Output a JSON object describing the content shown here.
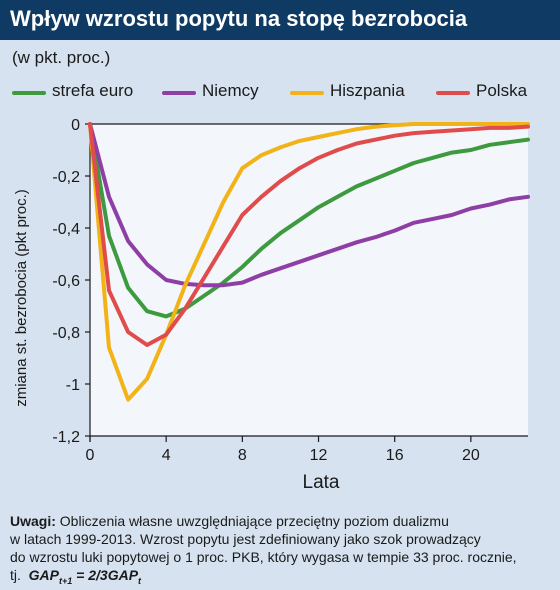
{
  "header": {
    "title": "Wpływ wzrostu popytu na stopę bezrobocia"
  },
  "subtitle": "(w pkt. proc.)",
  "notes": {
    "label": "Uwagi:",
    "line1": "Obliczenia własne uwzględniające przeciętny poziom dualizmu",
    "line2": "w latach 1999-2013. Wzrost popytu jest zdefiniowany jako szok prowadzący",
    "line3": "do wzrostu luki popytowej o 1 proc. PKB, który wygasa w tempie 33 proc. rocznie,",
    "line4": "tj.",
    "formula_lhs": "GAP",
    "formula_lhs_sub": "t+1",
    "formula_mid": " = 2/3GAP",
    "formula_rhs_sub": "t"
  },
  "colors": {
    "background": "#d6e2ef",
    "header": "#0e3a63",
    "plot_area": "#f3f6fa",
    "axis": "#1a1a1a"
  },
  "chart_data": {
    "type": "line",
    "title": "Wpływ wzrostu popytu na stopę bezrobocia",
    "xlabel": "Lata",
    "ylabel": "zmiana st. bezrobocia (pkt proc.)",
    "xlim": [
      0,
      23
    ],
    "ylim": [
      -1.2,
      0
    ],
    "xticks": [
      0,
      4,
      8,
      12,
      16,
      20
    ],
    "xtick_labels": [
      "0",
      "4",
      "8",
      "12",
      "16",
      "20"
    ],
    "yticks": [
      0,
      -0.2,
      -0.4,
      -0.6,
      -0.8,
      -1,
      -1.2
    ],
    "ytick_labels": [
      "0",
      "-0,2",
      "-0,4",
      "-0,6",
      "-0,8",
      "-1",
      "-1,2"
    ],
    "grid": false,
    "legend_position": "top",
    "x": [
      0,
      1,
      2,
      3,
      4,
      5,
      6,
      7,
      8,
      9,
      10,
      11,
      12,
      13,
      14,
      15,
      16,
      17,
      18,
      19,
      20,
      21,
      22,
      23
    ],
    "series": [
      {
        "name": "strefa euro",
        "color": "#3d9a3f",
        "values": [
          0,
          -0.43,
          -0.63,
          -0.72,
          -0.74,
          -0.71,
          -0.66,
          -0.61,
          -0.55,
          -0.48,
          -0.42,
          -0.37,
          -0.32,
          -0.28,
          -0.24,
          -0.21,
          -0.18,
          -0.15,
          -0.13,
          -0.11,
          -0.1,
          -0.08,
          -0.07,
          -0.06
        ]
      },
      {
        "name": "Niemcy",
        "color": "#8e3fa5",
        "values": [
          0,
          -0.28,
          -0.45,
          -0.54,
          -0.6,
          -0.615,
          -0.62,
          -0.62,
          -0.61,
          -0.58,
          -0.555,
          -0.53,
          -0.505,
          -0.48,
          -0.455,
          -0.435,
          -0.41,
          -0.38,
          -0.365,
          -0.35,
          -0.325,
          -0.31,
          -0.29,
          -0.28
        ]
      },
      {
        "name": "Hiszpania",
        "color": "#f2b318",
        "values": [
          0,
          -0.86,
          -1.06,
          -0.98,
          -0.81,
          -0.62,
          -0.46,
          -0.3,
          -0.17,
          -0.12,
          -0.09,
          -0.065,
          -0.05,
          -0.035,
          -0.02,
          -0.01,
          -0.005,
          0,
          0,
          0,
          0,
          0,
          0,
          0
        ]
      },
      {
        "name": "Polska",
        "color": "#e04b4b",
        "values": [
          0,
          -0.64,
          -0.8,
          -0.85,
          -0.81,
          -0.71,
          -0.59,
          -0.47,
          -0.35,
          -0.28,
          -0.22,
          -0.17,
          -0.13,
          -0.1,
          -0.075,
          -0.06,
          -0.045,
          -0.035,
          -0.03,
          -0.025,
          -0.02,
          -0.015,
          -0.015,
          -0.01
        ]
      }
    ]
  }
}
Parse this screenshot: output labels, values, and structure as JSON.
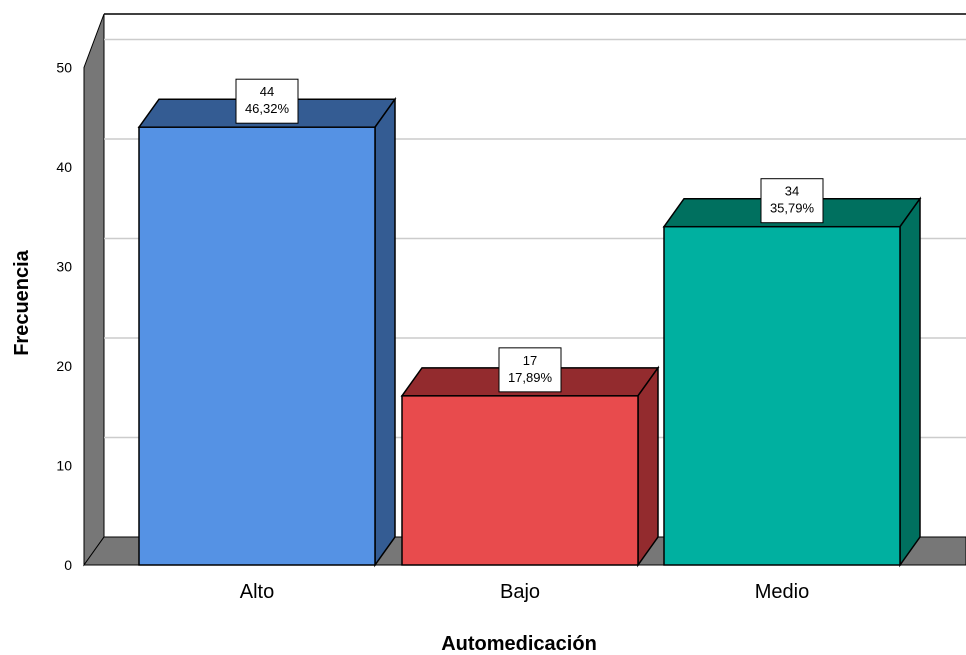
{
  "chart_data": {
    "type": "bar",
    "categories": [
      "Alto",
      "Bajo",
      "Medio"
    ],
    "values": [
      44,
      17,
      34
    ],
    "percent_labels": [
      "46,32%",
      "17,89%",
      "35,79%"
    ],
    "xlabel": "Automedicación",
    "ylabel": "Frecuencia",
    "ylim": [
      0,
      50
    ],
    "yticks": [
      "0",
      "10",
      "20",
      "30",
      "40",
      "50"
    ],
    "grid": true,
    "style": "3d",
    "colors": {
      "front": [
        "#5592E4",
        "#E84B4D",
        "#00B0A0"
      ],
      "top": [
        "#345C93",
        "#932B2E",
        "#00705F"
      ],
      "side": [
        "#345C93",
        "#932B2E",
        "#00705F"
      ],
      "floor": "#777777",
      "wall": "#777777",
      "gridline": "#CCCCCC"
    }
  }
}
+++
» Short problem: Write the records above out again exactly, with no pictures in your copy.

» Exercise result:
Output a JSON object describing the content shown here.
{
  "header": {
    "title": "Wpływ wzrostu popytu na stopę bezrobocia"
  },
  "subtitle": "(w pkt. proc.)",
  "notes": {
    "label": "Uwagi:",
    "line1": "Obliczenia własne uwzględniające przeciętny poziom dualizmu",
    "line2": "w latach 1999-2013. Wzrost popytu jest zdefiniowany jako szok prowadzący",
    "line3": "do wzrostu luki popytowej o 1 proc. PKB, który wygasa w tempie 33 proc. rocznie,",
    "line4": "tj.",
    "formula_lhs": "GAP",
    "formula_lhs_sub": "t+1",
    "formula_mid": " = 2/3GAP",
    "formula_rhs_sub": "t"
  },
  "colors": {
    "background": "#d6e2ef",
    "header": "#0e3a63",
    "plot_area": "#f3f6fa",
    "axis": "#1a1a1a"
  },
  "chart_data": {
    "type": "line",
    "title": "Wpływ wzrostu popytu na stopę bezrobocia",
    "xlabel": "Lata",
    "ylabel": "zmiana st. bezrobocia (pkt proc.)",
    "xlim": [
      0,
      23
    ],
    "ylim": [
      -1.2,
      0
    ],
    "xticks": [
      0,
      4,
      8,
      12,
      16,
      20
    ],
    "xtick_labels": [
      "0",
      "4",
      "8",
      "12",
      "16",
      "20"
    ],
    "yticks": [
      0,
      -0.2,
      -0.4,
      -0.6,
      -0.8,
      -1,
      -1.2
    ],
    "ytick_labels": [
      "0",
      "-0,2",
      "-0,4",
      "-0,6",
      "-0,8",
      "-1",
      "-1,2"
    ],
    "grid": false,
    "legend_position": "top",
    "x": [
      0,
      1,
      2,
      3,
      4,
      5,
      6,
      7,
      8,
      9,
      10,
      11,
      12,
      13,
      14,
      15,
      16,
      17,
      18,
      19,
      20,
      21,
      22,
      23
    ],
    "series": [
      {
        "name": "strefa euro",
        "color": "#3d9a3f",
        "values": [
          0,
          -0.43,
          -0.63,
          -0.72,
          -0.74,
          -0.71,
          -0.66,
          -0.61,
          -0.55,
          -0.48,
          -0.42,
          -0.37,
          -0.32,
          -0.28,
          -0.24,
          -0.21,
          -0.18,
          -0.15,
          -0.13,
          -0.11,
          -0.1,
          -0.08,
          -0.07,
          -0.06
        ]
      },
      {
        "name": "Niemcy",
        "color": "#8e3fa5",
        "values": [
          0,
          -0.28,
          -0.45,
          -0.54,
          -0.6,
          -0.615,
          -0.62,
          -0.62,
          -0.61,
          -0.58,
          -0.555,
          -0.53,
          -0.505,
          -0.48,
          -0.455,
          -0.435,
          -0.41,
          -0.38,
          -0.365,
          -0.35,
          -0.325,
          -0.31,
          -0.29,
          -0.28
        ]
      },
      {
        "name": "Hiszpania",
        "color": "#f2b318",
        "values": [
          0,
          -0.86,
          -1.06,
          -0.98,
          -0.81,
          -0.62,
          -0.46,
          -0.3,
          -0.17,
          -0.12,
          -0.09,
          -0.065,
          -0.05,
          -0.035,
          -0.02,
          -0.01,
          -0.005,
          0,
          0,
          0,
          0,
          0,
          0,
          0
        ]
      },
      {
        "name": "Polska",
        "color": "#e04b4b",
        "values": [
          0,
          -0.64,
          -0.8,
          -0.85,
          -0.81,
          -0.71,
          -0.59,
          -0.47,
          -0.35,
          -0.28,
          -0.22,
          -0.17,
          -0.13,
          -0.1,
          -0.075,
          -0.06,
          -0.045,
          -0.035,
          -0.03,
          -0.025,
          -0.02,
          -0.015,
          -0.015,
          -0.01
        ]
      }
    ]
  }
}
Parse this screenshot: output labels, values, and structure as JSON.
{
  "chart_data": {
    "type": "bar",
    "categories": [
      "Alto",
      "Bajo",
      "Medio"
    ],
    "values": [
      44,
      17,
      34
    ],
    "percent_labels": [
      "46,32%",
      "17,89%",
      "35,79%"
    ],
    "xlabel": "Automedicación",
    "ylabel": "Frecuencia",
    "ylim": [
      0,
      50
    ],
    "yticks": [
      "0",
      "10",
      "20",
      "30",
      "40",
      "50"
    ],
    "grid": true,
    "style": "3d",
    "colors": {
      "front": [
        "#5592E4",
        "#E84B4D",
        "#00B0A0"
      ],
      "top": [
        "#345C93",
        "#932B2E",
        "#00705F"
      ],
      "side": [
        "#345C93",
        "#932B2E",
        "#00705F"
      ],
      "floor": "#777777",
      "wall": "#777777",
      "gridline": "#CCCCCC"
    }
  }
}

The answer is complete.